[Records from a data source]
----------

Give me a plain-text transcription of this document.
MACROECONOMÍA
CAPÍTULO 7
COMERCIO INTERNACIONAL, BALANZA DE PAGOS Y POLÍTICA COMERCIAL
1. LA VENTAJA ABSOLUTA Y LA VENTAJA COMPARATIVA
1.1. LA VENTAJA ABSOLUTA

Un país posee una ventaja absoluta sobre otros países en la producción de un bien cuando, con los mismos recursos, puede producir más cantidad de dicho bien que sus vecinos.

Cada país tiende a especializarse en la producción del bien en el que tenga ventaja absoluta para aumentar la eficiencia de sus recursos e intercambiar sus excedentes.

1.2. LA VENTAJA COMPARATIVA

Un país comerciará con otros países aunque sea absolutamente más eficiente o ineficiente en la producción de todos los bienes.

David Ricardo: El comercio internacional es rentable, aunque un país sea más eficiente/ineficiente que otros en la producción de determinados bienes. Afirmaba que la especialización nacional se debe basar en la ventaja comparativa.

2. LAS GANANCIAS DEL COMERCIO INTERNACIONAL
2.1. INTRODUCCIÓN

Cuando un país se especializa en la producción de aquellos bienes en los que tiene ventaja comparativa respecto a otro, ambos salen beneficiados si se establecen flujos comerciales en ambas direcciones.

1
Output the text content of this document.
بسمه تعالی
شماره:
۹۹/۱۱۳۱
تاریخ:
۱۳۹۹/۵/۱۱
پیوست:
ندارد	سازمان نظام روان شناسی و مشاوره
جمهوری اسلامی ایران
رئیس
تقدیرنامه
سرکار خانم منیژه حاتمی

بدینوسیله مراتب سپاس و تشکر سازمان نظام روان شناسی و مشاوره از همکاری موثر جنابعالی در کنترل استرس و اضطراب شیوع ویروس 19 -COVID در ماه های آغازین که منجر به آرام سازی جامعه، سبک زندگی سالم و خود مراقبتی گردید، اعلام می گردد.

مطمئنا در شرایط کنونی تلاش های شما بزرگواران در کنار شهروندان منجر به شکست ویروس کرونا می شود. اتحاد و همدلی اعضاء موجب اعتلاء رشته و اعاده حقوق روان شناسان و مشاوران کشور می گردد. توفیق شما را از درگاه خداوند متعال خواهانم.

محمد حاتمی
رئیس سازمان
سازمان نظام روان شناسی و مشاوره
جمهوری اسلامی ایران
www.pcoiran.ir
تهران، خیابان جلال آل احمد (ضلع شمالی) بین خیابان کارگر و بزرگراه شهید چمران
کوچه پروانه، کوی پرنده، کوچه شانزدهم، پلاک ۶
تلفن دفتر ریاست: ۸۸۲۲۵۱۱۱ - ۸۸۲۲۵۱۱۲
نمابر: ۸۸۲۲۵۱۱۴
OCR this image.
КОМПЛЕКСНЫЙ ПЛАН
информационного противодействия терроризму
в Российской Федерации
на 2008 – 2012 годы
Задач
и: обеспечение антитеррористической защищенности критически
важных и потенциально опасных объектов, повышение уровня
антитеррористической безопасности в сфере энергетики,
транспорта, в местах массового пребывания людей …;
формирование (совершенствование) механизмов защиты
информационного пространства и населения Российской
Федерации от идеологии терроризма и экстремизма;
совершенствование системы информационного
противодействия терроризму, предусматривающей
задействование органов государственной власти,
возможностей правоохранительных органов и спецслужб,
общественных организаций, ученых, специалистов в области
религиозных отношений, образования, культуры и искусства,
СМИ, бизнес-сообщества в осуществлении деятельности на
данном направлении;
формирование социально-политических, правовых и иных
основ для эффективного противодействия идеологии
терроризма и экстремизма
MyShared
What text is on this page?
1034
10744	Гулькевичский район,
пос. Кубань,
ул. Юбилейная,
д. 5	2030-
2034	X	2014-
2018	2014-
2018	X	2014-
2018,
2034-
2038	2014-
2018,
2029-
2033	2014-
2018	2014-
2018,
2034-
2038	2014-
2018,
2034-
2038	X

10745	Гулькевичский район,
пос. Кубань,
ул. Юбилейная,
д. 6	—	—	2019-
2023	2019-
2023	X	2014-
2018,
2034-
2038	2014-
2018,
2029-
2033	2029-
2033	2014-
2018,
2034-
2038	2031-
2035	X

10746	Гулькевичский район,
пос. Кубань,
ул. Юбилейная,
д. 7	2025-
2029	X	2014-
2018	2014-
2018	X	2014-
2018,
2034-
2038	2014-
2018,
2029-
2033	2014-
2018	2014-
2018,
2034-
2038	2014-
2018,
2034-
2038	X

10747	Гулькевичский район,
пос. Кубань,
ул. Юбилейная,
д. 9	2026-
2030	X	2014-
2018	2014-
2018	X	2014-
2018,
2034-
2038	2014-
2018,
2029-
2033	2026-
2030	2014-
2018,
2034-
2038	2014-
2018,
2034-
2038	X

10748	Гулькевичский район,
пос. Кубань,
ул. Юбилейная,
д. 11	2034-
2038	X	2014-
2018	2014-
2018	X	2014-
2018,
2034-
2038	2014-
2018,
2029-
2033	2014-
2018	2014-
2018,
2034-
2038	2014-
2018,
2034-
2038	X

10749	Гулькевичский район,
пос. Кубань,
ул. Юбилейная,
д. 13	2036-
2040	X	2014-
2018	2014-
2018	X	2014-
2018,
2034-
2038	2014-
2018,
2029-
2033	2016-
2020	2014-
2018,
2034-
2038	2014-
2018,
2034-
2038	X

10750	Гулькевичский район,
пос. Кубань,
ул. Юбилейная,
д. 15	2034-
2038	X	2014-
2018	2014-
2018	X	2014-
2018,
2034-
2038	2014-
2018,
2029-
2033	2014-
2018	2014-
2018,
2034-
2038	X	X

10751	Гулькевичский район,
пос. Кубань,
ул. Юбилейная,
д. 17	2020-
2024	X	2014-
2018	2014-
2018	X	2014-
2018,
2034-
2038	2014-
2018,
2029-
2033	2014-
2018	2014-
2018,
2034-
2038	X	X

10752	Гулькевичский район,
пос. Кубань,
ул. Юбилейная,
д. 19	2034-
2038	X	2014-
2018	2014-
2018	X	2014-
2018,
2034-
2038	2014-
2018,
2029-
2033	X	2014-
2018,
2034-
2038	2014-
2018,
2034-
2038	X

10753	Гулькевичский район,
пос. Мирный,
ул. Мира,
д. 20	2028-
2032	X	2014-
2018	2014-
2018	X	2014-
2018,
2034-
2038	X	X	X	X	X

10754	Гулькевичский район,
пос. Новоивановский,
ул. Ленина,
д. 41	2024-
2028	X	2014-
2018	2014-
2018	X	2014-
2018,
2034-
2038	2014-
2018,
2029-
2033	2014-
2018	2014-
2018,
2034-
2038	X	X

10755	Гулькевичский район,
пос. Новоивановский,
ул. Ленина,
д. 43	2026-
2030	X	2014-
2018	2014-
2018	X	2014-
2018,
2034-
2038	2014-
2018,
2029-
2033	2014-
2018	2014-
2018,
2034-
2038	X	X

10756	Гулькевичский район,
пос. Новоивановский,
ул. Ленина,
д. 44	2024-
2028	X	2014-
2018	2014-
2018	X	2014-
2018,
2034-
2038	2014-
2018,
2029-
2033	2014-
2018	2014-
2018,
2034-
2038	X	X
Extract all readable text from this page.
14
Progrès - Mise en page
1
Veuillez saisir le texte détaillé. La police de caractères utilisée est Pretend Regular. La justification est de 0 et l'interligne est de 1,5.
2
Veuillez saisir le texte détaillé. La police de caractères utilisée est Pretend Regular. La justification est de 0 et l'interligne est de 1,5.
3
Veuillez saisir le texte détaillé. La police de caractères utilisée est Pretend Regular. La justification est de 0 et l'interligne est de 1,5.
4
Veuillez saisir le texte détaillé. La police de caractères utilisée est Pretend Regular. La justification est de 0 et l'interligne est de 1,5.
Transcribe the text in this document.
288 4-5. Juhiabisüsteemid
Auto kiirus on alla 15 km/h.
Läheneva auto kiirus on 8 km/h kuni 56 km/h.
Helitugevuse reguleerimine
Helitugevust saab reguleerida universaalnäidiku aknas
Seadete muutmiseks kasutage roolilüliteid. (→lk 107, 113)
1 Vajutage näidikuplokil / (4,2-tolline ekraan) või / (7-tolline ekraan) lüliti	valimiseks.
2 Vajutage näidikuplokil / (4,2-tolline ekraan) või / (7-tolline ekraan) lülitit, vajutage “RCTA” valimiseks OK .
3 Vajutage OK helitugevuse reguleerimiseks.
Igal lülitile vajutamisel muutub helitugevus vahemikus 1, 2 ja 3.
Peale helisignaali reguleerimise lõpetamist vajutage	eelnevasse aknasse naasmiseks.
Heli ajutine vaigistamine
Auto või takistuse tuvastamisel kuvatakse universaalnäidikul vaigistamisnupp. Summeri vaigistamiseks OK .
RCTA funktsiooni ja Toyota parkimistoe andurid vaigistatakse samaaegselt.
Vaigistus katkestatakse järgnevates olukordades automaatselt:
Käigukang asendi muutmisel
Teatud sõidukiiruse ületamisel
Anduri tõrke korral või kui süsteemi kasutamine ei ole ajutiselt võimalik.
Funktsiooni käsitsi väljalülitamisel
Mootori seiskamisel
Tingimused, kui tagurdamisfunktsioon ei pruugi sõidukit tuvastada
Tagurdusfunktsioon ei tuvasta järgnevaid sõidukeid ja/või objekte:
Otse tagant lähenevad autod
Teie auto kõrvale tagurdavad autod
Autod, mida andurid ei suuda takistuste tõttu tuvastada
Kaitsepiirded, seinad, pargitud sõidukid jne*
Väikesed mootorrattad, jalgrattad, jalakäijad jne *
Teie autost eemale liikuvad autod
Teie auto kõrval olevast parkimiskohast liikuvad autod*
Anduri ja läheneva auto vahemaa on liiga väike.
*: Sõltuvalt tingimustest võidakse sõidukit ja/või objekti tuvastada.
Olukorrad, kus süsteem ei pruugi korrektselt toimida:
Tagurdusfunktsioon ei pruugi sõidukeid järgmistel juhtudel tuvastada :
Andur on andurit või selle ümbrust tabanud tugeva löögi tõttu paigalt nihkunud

----------

_WRITTEN INSTRUCTION:_
Reproduce each line from the records that contains the word "andurid".

_WRITTEN RESPONSE:_
RCTA funktsiooni ja Toyota parkimistoe andurid vaigistatakse samaaegselt.
Autod, mida andurid ei suuda takistuste tõttu tuvastada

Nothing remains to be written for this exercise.